** START STORED ROWS **
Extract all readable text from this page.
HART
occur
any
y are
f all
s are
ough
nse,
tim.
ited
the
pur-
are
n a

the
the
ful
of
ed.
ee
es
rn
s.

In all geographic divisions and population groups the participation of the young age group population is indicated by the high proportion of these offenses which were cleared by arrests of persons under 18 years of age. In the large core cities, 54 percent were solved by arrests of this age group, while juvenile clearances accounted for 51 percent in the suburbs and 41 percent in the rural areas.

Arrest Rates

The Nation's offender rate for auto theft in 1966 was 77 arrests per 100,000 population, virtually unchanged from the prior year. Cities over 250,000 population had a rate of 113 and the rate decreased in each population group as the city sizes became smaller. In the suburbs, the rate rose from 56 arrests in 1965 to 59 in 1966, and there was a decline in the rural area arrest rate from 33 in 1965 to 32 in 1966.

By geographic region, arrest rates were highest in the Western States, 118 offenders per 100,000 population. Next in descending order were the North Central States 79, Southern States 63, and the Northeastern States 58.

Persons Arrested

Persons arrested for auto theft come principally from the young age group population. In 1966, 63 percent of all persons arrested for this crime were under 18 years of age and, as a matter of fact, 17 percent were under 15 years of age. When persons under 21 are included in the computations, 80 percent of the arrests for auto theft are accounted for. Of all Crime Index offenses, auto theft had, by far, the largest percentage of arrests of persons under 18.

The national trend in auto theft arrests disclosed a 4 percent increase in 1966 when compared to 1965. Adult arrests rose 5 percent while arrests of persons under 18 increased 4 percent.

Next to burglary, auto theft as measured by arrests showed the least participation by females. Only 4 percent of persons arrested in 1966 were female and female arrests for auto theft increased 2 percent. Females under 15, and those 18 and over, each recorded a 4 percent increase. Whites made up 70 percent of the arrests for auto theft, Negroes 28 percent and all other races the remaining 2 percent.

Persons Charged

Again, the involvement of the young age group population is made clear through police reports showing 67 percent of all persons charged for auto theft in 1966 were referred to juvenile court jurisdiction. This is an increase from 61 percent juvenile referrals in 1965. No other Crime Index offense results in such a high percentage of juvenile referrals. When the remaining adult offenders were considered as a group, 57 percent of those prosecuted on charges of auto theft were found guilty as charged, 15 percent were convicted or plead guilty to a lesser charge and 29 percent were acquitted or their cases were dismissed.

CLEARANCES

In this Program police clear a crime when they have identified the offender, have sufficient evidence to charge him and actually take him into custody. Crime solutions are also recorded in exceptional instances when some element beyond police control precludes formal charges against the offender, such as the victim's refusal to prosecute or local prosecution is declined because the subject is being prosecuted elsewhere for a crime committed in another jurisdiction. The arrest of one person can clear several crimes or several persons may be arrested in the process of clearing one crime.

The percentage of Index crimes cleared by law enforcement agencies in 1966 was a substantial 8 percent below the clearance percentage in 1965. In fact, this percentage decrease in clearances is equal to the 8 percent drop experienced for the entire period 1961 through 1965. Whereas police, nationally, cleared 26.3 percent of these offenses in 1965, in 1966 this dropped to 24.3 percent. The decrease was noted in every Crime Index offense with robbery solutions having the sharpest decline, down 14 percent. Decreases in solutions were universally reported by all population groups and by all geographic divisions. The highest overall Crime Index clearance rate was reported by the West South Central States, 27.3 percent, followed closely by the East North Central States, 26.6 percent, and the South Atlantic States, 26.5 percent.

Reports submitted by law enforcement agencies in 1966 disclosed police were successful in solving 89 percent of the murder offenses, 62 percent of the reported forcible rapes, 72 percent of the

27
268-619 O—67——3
** END STORED ROWS **
** START STORED ROWS **
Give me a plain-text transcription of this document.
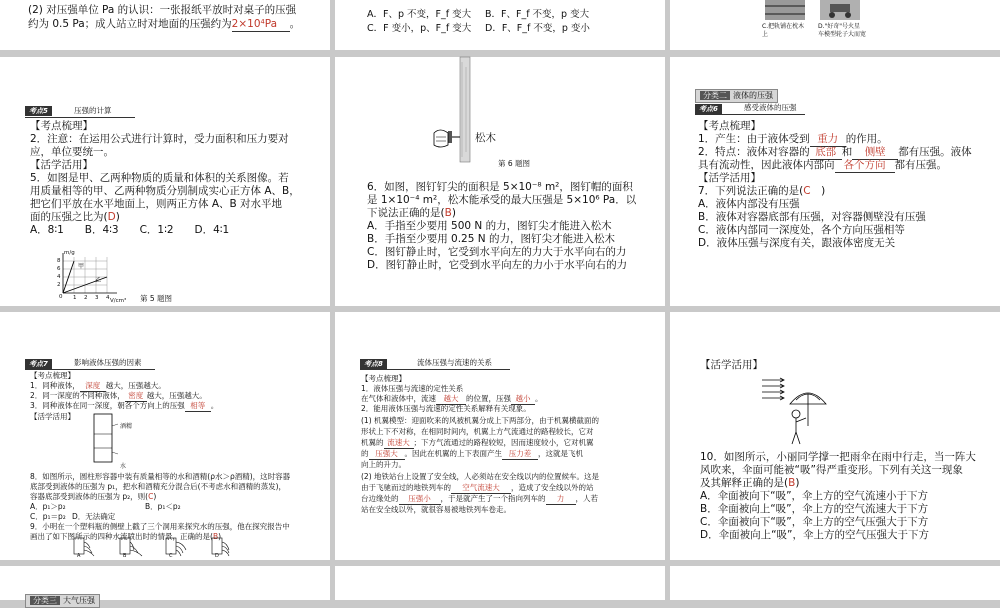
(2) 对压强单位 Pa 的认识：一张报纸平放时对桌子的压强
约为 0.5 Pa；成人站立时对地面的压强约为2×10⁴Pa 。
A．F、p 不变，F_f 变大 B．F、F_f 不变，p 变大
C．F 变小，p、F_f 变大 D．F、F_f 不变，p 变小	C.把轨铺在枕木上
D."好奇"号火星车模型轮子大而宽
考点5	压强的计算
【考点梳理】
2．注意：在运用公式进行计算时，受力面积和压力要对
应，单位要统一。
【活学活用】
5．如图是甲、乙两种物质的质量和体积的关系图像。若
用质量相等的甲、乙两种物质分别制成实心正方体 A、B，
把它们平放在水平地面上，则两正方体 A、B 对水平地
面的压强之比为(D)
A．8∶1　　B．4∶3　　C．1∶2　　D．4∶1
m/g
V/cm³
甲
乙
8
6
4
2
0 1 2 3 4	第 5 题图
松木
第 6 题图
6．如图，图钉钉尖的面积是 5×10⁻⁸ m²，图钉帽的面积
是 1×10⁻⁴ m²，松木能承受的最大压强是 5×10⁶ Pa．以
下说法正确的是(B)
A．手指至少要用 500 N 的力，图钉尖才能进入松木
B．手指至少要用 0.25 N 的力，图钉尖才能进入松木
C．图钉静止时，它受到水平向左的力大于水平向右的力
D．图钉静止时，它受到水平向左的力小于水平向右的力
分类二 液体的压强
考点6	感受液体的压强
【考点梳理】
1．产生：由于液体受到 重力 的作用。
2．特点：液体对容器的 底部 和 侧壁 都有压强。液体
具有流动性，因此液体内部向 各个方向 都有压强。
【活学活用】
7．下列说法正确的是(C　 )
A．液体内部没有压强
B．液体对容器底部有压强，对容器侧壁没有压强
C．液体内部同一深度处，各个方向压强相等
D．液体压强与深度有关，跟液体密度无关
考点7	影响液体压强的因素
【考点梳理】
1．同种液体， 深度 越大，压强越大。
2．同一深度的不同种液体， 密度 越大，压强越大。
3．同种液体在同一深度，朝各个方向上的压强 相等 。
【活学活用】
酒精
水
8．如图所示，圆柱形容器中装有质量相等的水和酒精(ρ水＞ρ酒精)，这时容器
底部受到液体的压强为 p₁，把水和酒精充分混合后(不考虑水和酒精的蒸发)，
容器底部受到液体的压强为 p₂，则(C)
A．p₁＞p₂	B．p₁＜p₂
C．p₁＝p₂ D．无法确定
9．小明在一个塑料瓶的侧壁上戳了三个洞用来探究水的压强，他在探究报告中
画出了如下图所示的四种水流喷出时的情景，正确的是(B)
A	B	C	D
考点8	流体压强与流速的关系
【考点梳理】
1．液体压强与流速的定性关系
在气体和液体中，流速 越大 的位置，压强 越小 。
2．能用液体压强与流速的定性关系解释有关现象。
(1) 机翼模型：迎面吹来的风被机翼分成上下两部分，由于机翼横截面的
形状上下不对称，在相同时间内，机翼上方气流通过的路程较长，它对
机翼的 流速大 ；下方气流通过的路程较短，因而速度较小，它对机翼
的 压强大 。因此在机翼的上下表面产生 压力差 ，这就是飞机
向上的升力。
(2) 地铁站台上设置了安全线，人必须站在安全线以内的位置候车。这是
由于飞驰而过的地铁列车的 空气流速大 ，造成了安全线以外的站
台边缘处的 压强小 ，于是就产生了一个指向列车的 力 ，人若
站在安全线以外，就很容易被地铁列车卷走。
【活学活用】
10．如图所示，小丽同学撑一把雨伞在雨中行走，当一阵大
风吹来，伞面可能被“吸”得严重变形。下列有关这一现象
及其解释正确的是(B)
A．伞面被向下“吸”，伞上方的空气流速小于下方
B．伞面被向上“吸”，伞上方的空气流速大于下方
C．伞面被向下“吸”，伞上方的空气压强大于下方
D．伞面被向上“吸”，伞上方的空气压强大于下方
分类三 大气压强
** END STORED ROWS **
### SET PROBLEM
Give the number of lines in the entries that hold the word "压强越大", and nothing else.

### THE ANSWER
2